WORK TO BE COMPLETED: Omit the pictures and output every entry below exactly as written.
━━━━━━━━━━
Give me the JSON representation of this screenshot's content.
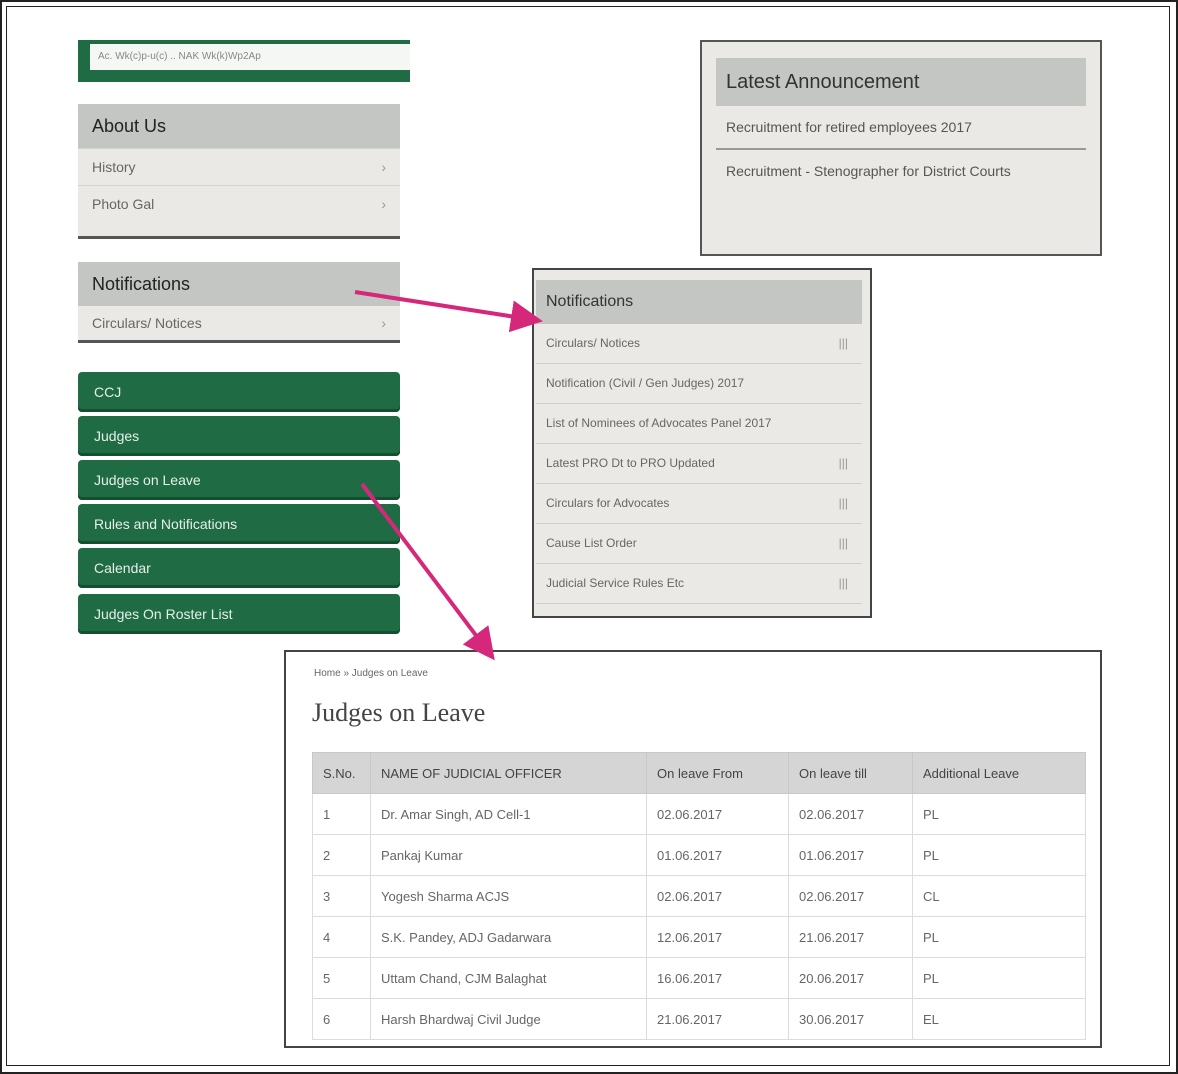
{
  "top_bar": {
    "text": "Ac.   Wk(c)p-u(c)   ..   NAK Wk(k)Wp2Ap"
  },
  "about_panel": {
    "title": "About Us",
    "items": [
      {
        "label": "History",
        "chevron": "›"
      },
      {
        "label": "Photo Gal",
        "chevron": "›"
      }
    ]
  },
  "notifications_panel": {
    "title": "Notifications",
    "items": [
      {
        "label": "Circulars/ Notices",
        "chevron": "›"
      }
    ]
  },
  "nav_buttons": [
    {
      "label": "CCJ"
    },
    {
      "label": "Judges"
    },
    {
      "label": "Judges on Leave"
    },
    {
      "label": "Rules and Notifications"
    },
    {
      "label": "Calendar"
    },
    {
      "label": "Judges On Roster List"
    }
  ],
  "announcement": {
    "title": "Latest Announcement",
    "items": [
      {
        "text": "Recruitment for retired employees 2017"
      },
      {
        "text": "Recruitment - Stenographer for District Courts"
      }
    ]
  },
  "notifications_box": {
    "title": "Notifications",
    "items": [
      {
        "label": "Circulars/ Notices",
        "chevron": "|||"
      },
      {
        "label": "Notification (Civil / Gen Judges) 2017",
        "chevron": ""
      },
      {
        "label": "List of Nominees of Advocates Panel 2017",
        "chevron": ""
      },
      {
        "label": "Latest PRO Dt to PRO Updated",
        "chevron": "|||"
      },
      {
        "label": "Circulars for Advocates",
        "chevron": "|||"
      },
      {
        "label": "Cause List Order",
        "chevron": "|||"
      },
      {
        "label": "Judicial Service Rules Etc",
        "chevron": "|||"
      }
    ]
  },
  "judges_page": {
    "breadcrumb": "Home » Judges on Leave",
    "title": "Judges on Leave",
    "table": {
      "headers": [
        "S.No.",
        "NAME OF JUDICIAL OFFICER",
        "On leave From",
        "On leave till",
        "Additional Leave"
      ],
      "rows": [
        [
          "1",
          "Dr. Amar Singh, AD Cell-1",
          "02.06.2017",
          "02.06.2017",
          "PL"
        ],
        [
          "2",
          "Pankaj Kumar",
          "01.06.2017",
          "01.06.2017",
          "PL"
        ],
        [
          "3",
          "Yogesh Sharma ACJS",
          "02.06.2017",
          "02.06.2017",
          "CL"
        ],
        [
          "4",
          "S.K. Pandey, ADJ Gadarwara",
          "12.06.2017",
          "21.06.2017",
          "PL"
        ],
        [
          "5",
          "Uttam Chand, CJM Balaghat",
          "16.06.2017",
          "20.06.2017",
          "PL"
        ],
        [
          "6",
          "Harsh Bhardwaj Civil Judge",
          "21.06.2017",
          "30.06.2017",
          "EL"
        ]
      ]
    }
  },
  "colors": {
    "green": "#1f6b44",
    "arrow": "#d6287a",
    "panel_header": "#c3c6c2"
  }
}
━━━━━━━━━━
RESULT OF THE TASK:
Give me the JSON representation of this screenshot's content.
{
  "top_bar": {
    "text": "Ac.   Wk(c)p-u(c)   ..   NAK Wk(k)Wp2Ap"
  },
  "about_panel": {
    "title": "About Us",
    "items": [
      {
        "label": "History",
        "chevron": "›"
      },
      {
        "label": "Photo Gal",
        "chevron": "›"
      }
    ]
  },
  "notifications_panel": {
    "title": "Notifications",
    "items": [
      {
        "label": "Circulars/ Notices",
        "chevron": "›"
      }
    ]
  },
  "nav_buttons": [
    {
      "label": "CCJ"
    },
    {
      "label": "Judges"
    },
    {
      "label": "Judges on Leave"
    },
    {
      "label": "Rules and Notifications"
    },
    {
      "label": "Calendar"
    },
    {
      "label": "Judges On Roster List"
    }
  ],
  "announcement": {
    "title": "Latest Announcement",
    "items": [
      {
        "text": "Recruitment for retired employees 2017"
      },
      {
        "text": "Recruitment - Stenographer for District Courts"
      }
    ]
  },
  "notifications_box": {
    "title": "Notifications",
    "items": [
      {
        "label": "Circulars/ Notices",
        "chevron": "|||"
      },
      {
        "label": "Notification (Civil / Gen Judges) 2017",
        "chevron": ""
      },
      {
        "label": "List of Nominees of Advocates Panel 2017",
        "chevron": ""
      },
      {
        "label": "Latest PRO Dt to PRO Updated",
        "chevron": "|||"
      },
      {
        "label": "Circulars for Advocates",
        "chevron": "|||"
      },
      {
        "label": "Cause List Order",
        "chevron": "|||"
      },
      {
        "label": "Judicial Service Rules Etc",
        "chevron": "|||"
      }
    ]
  },
  "judges_page": {
    "breadcrumb": "Home » Judges on Leave",
    "title": "Judges on Leave",
    "table": {
      "headers": [
        "S.No.",
        "NAME OF JUDICIAL OFFICER",
        "On leave From",
        "On leave till",
        "Additional Leave"
      ],
      "rows": [
        [
          "1",
          "Dr. Amar Singh, AD Cell-1",
          "02.06.2017",
          "02.06.2017",
          "PL"
        ],
        [
          "2",
          "Pankaj Kumar",
          "01.06.2017",
          "01.06.2017",
          "PL"
        ],
        [
          "3",
          "Yogesh Sharma ACJS",
          "02.06.2017",
          "02.06.2017",
          "CL"
        ],
        [
          "4",
          "S.K. Pandey, ADJ Gadarwara",
          "12.06.2017",
          "21.06.2017",
          "PL"
        ],
        [
          "5",
          "Uttam Chand, CJM Balaghat",
          "16.06.2017",
          "20.06.2017",
          "PL"
        ],
        [
          "6",
          "Harsh Bhardwaj Civil Judge",
          "21.06.2017",
          "30.06.2017",
          "EL"
        ]
      ]
    }
  },
  "colors": {
    "green": "#1f6b44",
    "arrow": "#d6287a",
    "panel_header": "#c3c6c2"
  }
}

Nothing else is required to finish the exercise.